**The task**
Make an exact copy of the listing below.

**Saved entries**

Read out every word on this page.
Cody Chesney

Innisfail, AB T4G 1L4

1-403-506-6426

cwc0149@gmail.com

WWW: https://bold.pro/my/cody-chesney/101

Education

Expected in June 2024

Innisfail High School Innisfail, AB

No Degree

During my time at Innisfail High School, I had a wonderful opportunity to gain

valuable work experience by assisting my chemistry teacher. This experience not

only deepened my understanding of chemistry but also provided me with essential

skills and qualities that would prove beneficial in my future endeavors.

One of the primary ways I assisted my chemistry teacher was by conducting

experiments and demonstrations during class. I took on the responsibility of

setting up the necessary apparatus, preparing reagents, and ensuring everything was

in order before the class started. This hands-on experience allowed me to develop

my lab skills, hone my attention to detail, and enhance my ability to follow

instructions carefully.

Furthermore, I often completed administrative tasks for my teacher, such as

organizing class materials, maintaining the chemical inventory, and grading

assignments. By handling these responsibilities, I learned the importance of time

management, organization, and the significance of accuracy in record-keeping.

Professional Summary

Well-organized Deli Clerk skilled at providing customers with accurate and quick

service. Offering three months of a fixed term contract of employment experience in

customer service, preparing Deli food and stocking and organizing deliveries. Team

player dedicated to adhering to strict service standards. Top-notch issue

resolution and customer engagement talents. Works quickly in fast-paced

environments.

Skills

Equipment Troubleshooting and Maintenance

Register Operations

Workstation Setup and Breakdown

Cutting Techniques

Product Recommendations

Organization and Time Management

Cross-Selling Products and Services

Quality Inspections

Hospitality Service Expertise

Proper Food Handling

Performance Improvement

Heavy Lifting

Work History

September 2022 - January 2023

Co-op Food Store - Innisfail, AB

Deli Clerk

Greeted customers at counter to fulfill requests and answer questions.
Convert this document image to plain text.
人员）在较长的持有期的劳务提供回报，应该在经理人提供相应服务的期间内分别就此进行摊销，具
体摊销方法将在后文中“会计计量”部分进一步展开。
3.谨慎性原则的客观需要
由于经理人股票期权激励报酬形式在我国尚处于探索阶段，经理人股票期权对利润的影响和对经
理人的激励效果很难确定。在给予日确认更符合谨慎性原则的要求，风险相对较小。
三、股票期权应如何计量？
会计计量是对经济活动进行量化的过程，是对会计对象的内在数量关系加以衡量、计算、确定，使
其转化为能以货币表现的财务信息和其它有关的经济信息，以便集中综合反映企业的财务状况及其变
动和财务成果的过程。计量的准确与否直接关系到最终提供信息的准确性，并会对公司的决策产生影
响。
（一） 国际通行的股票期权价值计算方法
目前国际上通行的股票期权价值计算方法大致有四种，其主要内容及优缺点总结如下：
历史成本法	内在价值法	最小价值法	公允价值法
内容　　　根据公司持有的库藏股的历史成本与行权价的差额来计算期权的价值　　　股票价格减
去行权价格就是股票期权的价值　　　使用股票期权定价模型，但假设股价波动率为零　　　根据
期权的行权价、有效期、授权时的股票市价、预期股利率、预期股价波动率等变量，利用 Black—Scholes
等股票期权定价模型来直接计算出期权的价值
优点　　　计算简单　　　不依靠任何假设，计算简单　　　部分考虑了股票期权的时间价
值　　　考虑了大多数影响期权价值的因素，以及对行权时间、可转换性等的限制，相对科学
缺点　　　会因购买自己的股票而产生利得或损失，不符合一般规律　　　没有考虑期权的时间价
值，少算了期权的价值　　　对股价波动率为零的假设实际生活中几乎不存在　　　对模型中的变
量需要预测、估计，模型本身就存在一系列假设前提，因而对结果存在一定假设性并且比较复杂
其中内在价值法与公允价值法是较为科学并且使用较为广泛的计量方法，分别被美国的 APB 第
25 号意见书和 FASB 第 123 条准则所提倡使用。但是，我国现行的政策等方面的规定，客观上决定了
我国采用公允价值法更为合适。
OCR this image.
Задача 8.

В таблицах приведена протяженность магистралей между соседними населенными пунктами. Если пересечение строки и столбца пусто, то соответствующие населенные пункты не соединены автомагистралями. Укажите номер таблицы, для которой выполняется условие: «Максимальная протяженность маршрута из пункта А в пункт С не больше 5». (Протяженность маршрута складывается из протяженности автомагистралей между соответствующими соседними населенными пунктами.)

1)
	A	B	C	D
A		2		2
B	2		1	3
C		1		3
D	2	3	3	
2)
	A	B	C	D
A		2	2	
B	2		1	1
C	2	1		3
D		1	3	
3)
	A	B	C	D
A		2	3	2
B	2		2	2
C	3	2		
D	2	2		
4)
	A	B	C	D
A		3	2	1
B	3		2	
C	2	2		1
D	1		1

**Full output**
Read out every word on this page.
Cody Chesney

Innisfail, AB T4G 1L4

1-403-506-6426

cwc0149@gmail.com

WWW: https://bold.pro/my/cody-chesney/101

Education

Expected in June 2024

Innisfail High School Innisfail, AB

No Degree

During my time at Innisfail High School, I had a wonderful opportunity to gain

valuable work experience by assisting my chemistry teacher. This experience not

only deepened my understanding of chemistry but also provided me with essential

skills and qualities that would prove beneficial in my future endeavors.

One of the primary ways I assisted my chemistry teacher was by conducting

experiments and demonstrations during class. I took on the responsibility of

setting up the necessary apparatus, preparing reagents, and ensuring everything was

in order before the class started. This hands-on experience allowed me to develop

my lab skills, hone my attention to detail, and enhance my ability to follow

instructions carefully.

Furthermore, I often completed administrative tasks for my teacher, such as

organizing class materials, maintaining the chemical inventory, and grading

assignments. By handling these responsibilities, I learned the importance of time

management, organization, and the significance of accuracy in record-keeping.

Professional Summary

Well-organized Deli Clerk skilled at providing customers with accurate and quick

service. Offering three months of a fixed term contract of employment experience in

customer service, preparing Deli food and stocking and organizing deliveries. Team

player dedicated to adhering to strict service standards. Top-notch issue

resolution and customer engagement talents. Works quickly in fast-paced

environments.

Skills

Equipment Troubleshooting and Maintenance

Register Operations

Workstation Setup and Breakdown

Cutting Techniques

Product Recommendations

Organization and Time Management

Cross-Selling Products and Services

Quality Inspections

Hospitality Service Expertise

Proper Food Handling

Performance Improvement

Heavy Lifting

Work History

September 2022 - January 2023

Co-op Food Store - Innisfail, AB

Deli Clerk

Greeted customers at counter to fulfill requests and answer questions.
Convert this document image to plain text.
人员）在较长的持有期的劳务提供回报，应该在经理人提供相应服务的期间内分别就此进行摊销，具
体摊销方法将在后文中“会计计量”部分进一步展开。
3.谨慎性原则的客观需要
由于经理人股票期权激励报酬形式在我国尚处于探索阶段，经理人股票期权对利润的影响和对经
理人的激励效果很难确定。在给予日确认更符合谨慎性原则的要求，风险相对较小。
三、股票期权应如何计量？
会计计量是对经济活动进行量化的过程，是对会计对象的内在数量关系加以衡量、计算、确定，使
其转化为能以货币表现的财务信息和其它有关的经济信息，以便集中综合反映企业的财务状况及其变
动和财务成果的过程。计量的准确与否直接关系到最终提供信息的准确性，并会对公司的决策产生影
响。
（一） 国际通行的股票期权价值计算方法
目前国际上通行的股票期权价值计算方法大致有四种，其主要内容及优缺点总结如下：
历史成本法	内在价值法	最小价值法	公允价值法
内容　　　根据公司持有的库藏股的历史成本与行权价的差额来计算期权的价值　　　股票价格减
去行权价格就是股票期权的价值　　　使用股票期权定价模型，但假设股价波动率为零　　　根据
期权的行权价、有效期、授权时的股票市价、预期股利率、预期股价波动率等变量，利用 Black—Scholes
等股票期权定价模型来直接计算出期权的价值
优点　　　计算简单　　　不依靠任何假设，计算简单　　　部分考虑了股票期权的时间价
值　　　考虑了大多数影响期权价值的因素，以及对行权时间、可转换性等的限制，相对科学
缺点　　　会因购买自己的股票而产生利得或损失，不符合一般规律　　　没有考虑期权的时间价
值，少算了期权的价值　　　对股价波动率为零的假设实际生活中几乎不存在　　　对模型中的变
量需要预测、估计，模型本身就存在一系列假设前提，因而对结果存在一定假设性并且比较复杂
其中内在价值法与公允价值法是较为科学并且使用较为广泛的计量方法，分别被美国的 APB 第
25 号意见书和 FASB 第 123 条准则所提倡使用。但是，我国现行的政策等方面的规定，客观上决定了
我国采用公允价值法更为合适。
OCR this image.
Задача 8.

В таблицах приведена протяженность магистралей между соседними населенными пунктами. Если пересечение строки и столбца пусто, то соответствующие населенные пункты не соединены автомагистралями. Укажите номер таблицы, для которой выполняется условие: «Максимальная протяженность маршрута из пункта А в пункт С не больше 5». (Протяженность маршрута складывается из протяженности автомагистралей между соответствующими соседними населенными пунктами.)

1)
	A	B	C	D
A		2		2
B	2		1	3
C		1		3
D	2	3	3	
2)
	A	B	C	D
A		2	2	
B	2		1	1
C	2	1		3
D		1	3	
3)
	A	B	C	D
A		2	3	2
B	2		2	2
C	3	2		
D	2	2		
4)
	A	B	C	D
A		3	2	1
B	3		2	
C	2	2		1
D	1		1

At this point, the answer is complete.